→ **ZADANIE DO WYKONANIA**
O co, według fragmentu Ewangelii Łukasza w Biblii Gdańskiej, wszczął się spór?

→ **ŹRÓDŁO**
▼

Ewangelia Łukasza 22:18-31 Biblia Gdańska (PBG)

18. Albowiem powiadam wam, że nie będę pił z rodzaju winnej macicy, aż przyjdzie królestwo Boże.

19. A wziąwszy chleb i podziękowawszy, łamał i dał im, mówiąc: To jest ciało moje, które się za was daje; to czyńcie na pamiątkę moję.

20. Także i kielich, gdy było po wieczerzy, mówiąc: Ten kielich jest nowy testament we krwi mojej, która się za was wylewa.

21. Ale oto ręka tego, co mię wydaje, ze mną jest za stołem.

22. Synci zaiste człowieczy idzie, tak jako jest postanowione; ale biada człowiekowi temu, który go wydaje!

23. Tedy się oni poczęli między sobą pytać o tem, kto by wżdy z nich był, co by to uczynić miał.

24. A wszczął się też spór między nimi o tem, kto by się z nich zdał być większy.

▲

→ **DOSTARCZONY MATERIAŁ**
▼

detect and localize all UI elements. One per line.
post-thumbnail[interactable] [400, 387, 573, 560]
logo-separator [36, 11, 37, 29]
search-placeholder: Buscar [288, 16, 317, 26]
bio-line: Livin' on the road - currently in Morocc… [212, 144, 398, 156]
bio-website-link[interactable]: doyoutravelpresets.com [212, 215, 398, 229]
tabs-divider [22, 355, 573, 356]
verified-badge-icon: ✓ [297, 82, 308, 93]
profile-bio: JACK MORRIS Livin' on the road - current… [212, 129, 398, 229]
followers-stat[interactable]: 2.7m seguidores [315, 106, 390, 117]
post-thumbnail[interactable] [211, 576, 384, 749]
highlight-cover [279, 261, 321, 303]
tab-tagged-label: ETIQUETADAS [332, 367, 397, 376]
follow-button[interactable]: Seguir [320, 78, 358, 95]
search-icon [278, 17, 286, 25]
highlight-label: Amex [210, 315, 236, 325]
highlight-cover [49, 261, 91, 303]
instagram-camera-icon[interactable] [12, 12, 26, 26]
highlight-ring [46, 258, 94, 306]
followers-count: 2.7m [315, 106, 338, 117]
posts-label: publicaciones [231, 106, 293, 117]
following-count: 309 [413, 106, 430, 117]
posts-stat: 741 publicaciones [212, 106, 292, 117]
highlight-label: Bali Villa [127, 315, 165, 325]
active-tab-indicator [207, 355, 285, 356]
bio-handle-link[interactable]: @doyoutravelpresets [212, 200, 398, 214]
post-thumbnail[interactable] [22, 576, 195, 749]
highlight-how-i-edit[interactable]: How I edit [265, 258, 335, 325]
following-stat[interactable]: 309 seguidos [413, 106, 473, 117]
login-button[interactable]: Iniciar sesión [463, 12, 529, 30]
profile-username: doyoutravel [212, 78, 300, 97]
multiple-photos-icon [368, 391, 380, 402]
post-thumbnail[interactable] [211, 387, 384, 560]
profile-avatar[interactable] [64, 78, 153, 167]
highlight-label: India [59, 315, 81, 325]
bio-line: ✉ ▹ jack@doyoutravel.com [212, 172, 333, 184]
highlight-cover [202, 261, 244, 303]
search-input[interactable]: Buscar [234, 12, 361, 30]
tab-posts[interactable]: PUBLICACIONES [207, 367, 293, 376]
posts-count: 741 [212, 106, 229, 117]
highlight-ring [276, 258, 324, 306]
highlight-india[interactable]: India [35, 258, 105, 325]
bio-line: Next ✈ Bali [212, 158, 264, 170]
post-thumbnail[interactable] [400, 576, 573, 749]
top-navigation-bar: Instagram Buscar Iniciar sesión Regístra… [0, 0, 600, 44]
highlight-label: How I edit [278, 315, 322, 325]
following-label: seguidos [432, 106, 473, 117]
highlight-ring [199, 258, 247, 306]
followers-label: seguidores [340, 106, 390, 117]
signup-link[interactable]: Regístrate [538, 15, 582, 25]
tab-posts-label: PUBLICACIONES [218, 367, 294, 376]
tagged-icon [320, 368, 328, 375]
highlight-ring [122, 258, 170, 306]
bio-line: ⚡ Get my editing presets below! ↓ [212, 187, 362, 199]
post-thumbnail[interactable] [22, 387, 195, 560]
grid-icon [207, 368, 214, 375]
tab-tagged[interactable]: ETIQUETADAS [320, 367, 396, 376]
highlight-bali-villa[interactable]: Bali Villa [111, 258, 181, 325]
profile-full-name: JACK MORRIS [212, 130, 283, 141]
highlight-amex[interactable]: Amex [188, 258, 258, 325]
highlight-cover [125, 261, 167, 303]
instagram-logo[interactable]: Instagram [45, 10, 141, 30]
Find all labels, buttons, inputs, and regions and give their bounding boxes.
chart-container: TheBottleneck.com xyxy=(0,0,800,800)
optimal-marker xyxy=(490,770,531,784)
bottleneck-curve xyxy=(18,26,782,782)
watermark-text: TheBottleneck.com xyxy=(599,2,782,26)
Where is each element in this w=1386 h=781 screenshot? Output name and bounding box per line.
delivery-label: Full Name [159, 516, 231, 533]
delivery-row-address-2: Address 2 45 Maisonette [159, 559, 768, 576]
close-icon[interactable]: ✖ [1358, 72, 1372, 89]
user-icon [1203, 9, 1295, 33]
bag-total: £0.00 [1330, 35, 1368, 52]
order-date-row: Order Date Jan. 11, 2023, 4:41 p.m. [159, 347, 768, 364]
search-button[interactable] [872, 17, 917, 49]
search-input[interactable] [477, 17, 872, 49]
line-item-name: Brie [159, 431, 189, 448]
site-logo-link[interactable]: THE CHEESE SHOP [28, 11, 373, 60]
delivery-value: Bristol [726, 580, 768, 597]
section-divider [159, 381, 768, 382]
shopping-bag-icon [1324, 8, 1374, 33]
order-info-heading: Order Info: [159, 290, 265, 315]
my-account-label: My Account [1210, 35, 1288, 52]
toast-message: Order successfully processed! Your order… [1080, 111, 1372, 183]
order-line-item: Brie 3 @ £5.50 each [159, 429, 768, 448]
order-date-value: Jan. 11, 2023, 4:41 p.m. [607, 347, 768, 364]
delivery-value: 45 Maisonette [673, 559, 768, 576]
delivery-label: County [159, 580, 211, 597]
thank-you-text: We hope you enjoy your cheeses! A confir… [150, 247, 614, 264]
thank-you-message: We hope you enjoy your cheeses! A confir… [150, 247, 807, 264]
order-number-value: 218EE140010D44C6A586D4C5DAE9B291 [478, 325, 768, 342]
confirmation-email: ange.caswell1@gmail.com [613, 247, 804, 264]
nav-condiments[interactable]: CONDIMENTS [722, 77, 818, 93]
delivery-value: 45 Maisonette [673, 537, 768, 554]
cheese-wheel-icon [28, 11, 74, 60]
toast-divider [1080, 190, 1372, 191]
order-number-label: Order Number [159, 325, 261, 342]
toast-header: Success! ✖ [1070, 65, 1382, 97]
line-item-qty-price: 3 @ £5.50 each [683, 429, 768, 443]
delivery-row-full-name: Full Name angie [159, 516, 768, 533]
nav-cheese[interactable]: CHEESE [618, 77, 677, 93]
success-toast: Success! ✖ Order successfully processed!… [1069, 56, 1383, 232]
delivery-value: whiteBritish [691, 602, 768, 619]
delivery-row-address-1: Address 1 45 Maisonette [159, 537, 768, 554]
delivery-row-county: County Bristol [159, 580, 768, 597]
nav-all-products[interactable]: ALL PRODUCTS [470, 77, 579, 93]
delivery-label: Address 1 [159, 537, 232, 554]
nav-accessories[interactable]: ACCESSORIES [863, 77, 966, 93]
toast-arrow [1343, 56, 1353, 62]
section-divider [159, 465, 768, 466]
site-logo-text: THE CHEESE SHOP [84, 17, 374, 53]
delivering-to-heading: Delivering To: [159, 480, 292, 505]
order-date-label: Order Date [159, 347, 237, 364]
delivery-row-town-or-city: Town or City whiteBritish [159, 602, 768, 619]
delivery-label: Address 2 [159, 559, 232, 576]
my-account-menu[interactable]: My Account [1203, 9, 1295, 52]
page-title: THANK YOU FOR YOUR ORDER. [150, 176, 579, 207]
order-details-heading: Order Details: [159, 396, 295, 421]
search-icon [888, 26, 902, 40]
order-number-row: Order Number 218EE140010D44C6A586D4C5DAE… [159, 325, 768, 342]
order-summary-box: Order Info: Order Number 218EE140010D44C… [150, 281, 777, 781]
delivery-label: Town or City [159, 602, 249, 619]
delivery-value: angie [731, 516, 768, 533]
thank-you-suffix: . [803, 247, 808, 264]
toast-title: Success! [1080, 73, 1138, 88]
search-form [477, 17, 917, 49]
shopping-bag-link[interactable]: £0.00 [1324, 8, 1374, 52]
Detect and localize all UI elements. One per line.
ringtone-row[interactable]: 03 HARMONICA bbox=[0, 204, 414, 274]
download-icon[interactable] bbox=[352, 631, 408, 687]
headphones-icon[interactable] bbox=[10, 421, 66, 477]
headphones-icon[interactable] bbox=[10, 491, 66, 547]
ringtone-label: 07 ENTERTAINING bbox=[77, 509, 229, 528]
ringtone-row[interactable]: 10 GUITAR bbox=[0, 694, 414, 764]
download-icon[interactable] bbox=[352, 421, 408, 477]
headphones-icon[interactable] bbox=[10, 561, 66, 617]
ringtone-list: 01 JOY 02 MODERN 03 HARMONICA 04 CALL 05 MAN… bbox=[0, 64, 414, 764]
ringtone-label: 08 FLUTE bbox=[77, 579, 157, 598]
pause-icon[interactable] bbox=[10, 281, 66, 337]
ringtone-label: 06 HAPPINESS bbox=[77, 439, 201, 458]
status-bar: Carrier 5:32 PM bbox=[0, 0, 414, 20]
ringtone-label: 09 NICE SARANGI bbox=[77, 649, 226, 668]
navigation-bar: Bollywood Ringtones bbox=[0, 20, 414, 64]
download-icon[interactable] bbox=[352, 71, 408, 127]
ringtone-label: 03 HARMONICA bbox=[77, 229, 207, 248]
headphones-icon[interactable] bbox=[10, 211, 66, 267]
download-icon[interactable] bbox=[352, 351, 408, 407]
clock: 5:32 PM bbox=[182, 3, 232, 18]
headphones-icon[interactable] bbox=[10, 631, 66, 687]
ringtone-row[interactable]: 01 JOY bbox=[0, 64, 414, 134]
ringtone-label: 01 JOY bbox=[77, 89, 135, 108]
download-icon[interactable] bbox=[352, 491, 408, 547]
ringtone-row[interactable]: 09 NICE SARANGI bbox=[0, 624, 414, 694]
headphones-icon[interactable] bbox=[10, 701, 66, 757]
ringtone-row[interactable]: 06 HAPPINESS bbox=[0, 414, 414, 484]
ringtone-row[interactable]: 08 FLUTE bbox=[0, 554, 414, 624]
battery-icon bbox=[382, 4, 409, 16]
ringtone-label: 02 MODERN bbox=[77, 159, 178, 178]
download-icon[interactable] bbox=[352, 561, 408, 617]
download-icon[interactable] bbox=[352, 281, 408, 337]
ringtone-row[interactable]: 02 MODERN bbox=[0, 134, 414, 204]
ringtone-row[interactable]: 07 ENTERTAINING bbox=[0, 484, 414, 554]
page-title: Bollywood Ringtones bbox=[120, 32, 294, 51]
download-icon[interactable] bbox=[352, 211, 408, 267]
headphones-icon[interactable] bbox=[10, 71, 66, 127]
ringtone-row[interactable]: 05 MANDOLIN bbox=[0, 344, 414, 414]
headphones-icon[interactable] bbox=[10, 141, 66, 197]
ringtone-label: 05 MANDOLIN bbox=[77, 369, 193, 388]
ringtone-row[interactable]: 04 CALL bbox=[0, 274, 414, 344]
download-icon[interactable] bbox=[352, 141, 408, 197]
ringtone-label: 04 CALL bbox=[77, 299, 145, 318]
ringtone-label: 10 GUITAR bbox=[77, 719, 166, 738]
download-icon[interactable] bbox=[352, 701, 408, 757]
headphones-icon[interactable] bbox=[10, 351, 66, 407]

▲

→ **PEŁNA ODPOWIEDŹ**
O to, kto z nich zdał się być większy.